EXTRAIT DU DOCUMENT »
★ ★ ★ ★

Position des parties devant la Cour
A.
Position de M. Saint Paul
[16]
M. Saint Paul soumet que la SAR a erré (1) en concluant qu’il est un résident permanent du Brésil; (2) en confirmant qu’il a les mêmes droits et obligations que les citoyens brésiliens; et (3) en analysant le risque prospectif qu’il encoure au Brésil sans par ailleurs analyser la crainte qu’il invoque à l’encontre de son pays de nationalité, Haïti. Il soumet que la décision est déraisonnable.
[17]
En lien avec le premier argument, M. Saint Paul soumet que la SPR a erré en considérant que la validité de sa carte de résidence correspond à une résidence permanente, puisque cette résidence constitue plutôt une résidence humanitaire qui ne donne pas un droit automatique à la résidence permanente, et que par conséquent, la SPR aurait dû conclure qu’il n’était pas visé par l’article 1E de la Convention. M. Saint Paul soumet aussi que la SAR aurait dû faire sa propre analyse approfondie, complète et indépendante plutôt que répéter les motifs de la SPR (Gabila c Canada (Citoyenneté et Immigration), 2016 CF 574 au para 20) et ajoute que la SAR aurait dû vérifier s’il bénéficiait toujours d’un statut de résident permanent au Brésil.
[18]
En lien avec le deuxième argument, M. Saint Paul amalgame l’examen du risque qu’il invoque à l’encontre du pays de résidence permanente et l’examen des droits et obligations dont bénéficient les résidents permanents au Brésil.
[19]
Ainsi, il soumet qu’une preuve abondante dans le cartable de documentation sur Haïti et dans celui sur le Brésil fait foi de la situation de violence, de discrimination et de rejet contre les Haïtiens au Brésil, et permet de conclure qu’ils n’ont pas les mêmes droits que les Brésiliens. Certains passages suggèrent que certains Haïtiens sont traités comme des esclaves, que les normes du travail brésiliennes ne sont pas respectées à l’égard des Haïtiens au Brésil, que les entreprises forcent les Haïtiens à travailler des heures supplémentaires, que les Haïtiens peinent à inscrire leurs enfants à l’école, qu’il existe des problèmes de communications entre le personnel de la santé et les ressortissants haïtiens et que les Haïtiens sont victimes de violence et de xénophobie.
[20]
M. Saint Paul ajoute qu’il ne devrait pas être exclu pour le simple motif qu’il n’a pas démontré l’effet cumulatif nécessaire pour que son expérience équivaille à de la persécution. Il ajoute que les actes discriminatoires peuvent constituer de la persécution dans certains cas (Sagharichi c Canada (Ministre de l’Emploi et de l’Immigration), [1993] ACF no 796 (CA), et il cite plusieurs preuves documentaires qui démontrent, selon lui, la discrimination systémique des autorités brésiliennes envers les personnes de couleur, un très haut niveau d’impunité pour les crimes violents, ainsi qu’un système judiciaire surchargé, en proie à la corruption et pratiquement impuissant par rapport au crime organisé.

★ ★ ★ ★

EXERCICES »
1. Répondez, s'il vous plaît, à ces questions sur le document :
(a) Quel est le pays de nationalité de M. Saint Paul ?
(b) Quelle décision est citée pour soutenir que la SAR aurait dû faire sa propre analyse ?
(c) Dans quels cartables de documentation se trouve la preuve sur la situation des Haïtiens au Brésil ?
2. Extrayez du document tout ce qui va de « Position de M. » jusqu'à « décision est déraisonnable. ».

★ ★ ★ ★

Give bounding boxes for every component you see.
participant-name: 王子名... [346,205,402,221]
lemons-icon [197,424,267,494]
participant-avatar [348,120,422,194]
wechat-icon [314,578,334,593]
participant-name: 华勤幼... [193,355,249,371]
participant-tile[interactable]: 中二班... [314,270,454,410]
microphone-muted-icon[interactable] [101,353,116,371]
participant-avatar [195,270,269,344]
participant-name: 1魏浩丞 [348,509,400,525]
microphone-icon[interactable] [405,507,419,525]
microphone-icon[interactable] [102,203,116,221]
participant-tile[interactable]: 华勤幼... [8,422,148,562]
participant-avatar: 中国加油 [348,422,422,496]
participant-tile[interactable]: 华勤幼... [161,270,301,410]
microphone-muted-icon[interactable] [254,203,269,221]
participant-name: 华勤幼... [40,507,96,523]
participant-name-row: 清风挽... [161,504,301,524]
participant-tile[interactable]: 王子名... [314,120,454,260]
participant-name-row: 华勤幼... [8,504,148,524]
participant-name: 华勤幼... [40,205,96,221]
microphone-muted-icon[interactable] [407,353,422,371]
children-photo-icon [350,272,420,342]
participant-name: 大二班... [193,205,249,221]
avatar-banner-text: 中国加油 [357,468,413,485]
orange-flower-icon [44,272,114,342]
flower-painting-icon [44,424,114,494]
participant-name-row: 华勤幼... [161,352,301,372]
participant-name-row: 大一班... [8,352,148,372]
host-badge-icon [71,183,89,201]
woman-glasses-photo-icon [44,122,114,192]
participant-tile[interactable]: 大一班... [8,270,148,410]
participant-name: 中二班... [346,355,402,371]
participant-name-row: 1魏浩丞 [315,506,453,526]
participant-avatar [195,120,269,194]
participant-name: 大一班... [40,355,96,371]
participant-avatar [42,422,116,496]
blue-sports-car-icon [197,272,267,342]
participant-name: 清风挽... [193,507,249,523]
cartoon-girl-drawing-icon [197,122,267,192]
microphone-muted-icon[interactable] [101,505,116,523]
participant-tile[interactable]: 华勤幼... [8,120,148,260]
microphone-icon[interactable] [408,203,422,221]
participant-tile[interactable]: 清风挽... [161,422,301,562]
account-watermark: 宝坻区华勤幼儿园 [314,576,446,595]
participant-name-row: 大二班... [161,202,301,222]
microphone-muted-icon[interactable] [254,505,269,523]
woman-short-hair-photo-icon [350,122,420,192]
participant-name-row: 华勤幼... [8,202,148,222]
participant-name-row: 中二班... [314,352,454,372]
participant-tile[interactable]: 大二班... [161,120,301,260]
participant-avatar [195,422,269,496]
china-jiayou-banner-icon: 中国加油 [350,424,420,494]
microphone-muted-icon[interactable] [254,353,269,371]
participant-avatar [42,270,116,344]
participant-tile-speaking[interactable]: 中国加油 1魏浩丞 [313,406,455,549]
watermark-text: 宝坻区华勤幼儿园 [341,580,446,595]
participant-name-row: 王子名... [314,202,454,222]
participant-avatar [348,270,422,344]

★ ★ ★ ★

RÉPONSES PAR EXERCICE »
1.
(a) Haïti.
(b) Gabila c Canada (Citoyenneté et Immigration), 2016 CF 574 au para 20.
(c) Dans le cartable sur Haïti et dans celui sur le Brésil.

2.
Position de M. Saint Paul
[16]
M. Saint Paul soumet que la SAR a erré (1) en concluant qu’il est un résident permanent du Brésil; (2) en confirmant qu’il a les mêmes droits et obligations que les citoyens brésiliens; et (3) en analysant le risque prospectif qu’il encoure au Brésil sans par ailleurs analyser la crainte qu’il invoque à l’encontre de son pays de nationalité, Haïti. Il soumet que la décision est déraisonnable.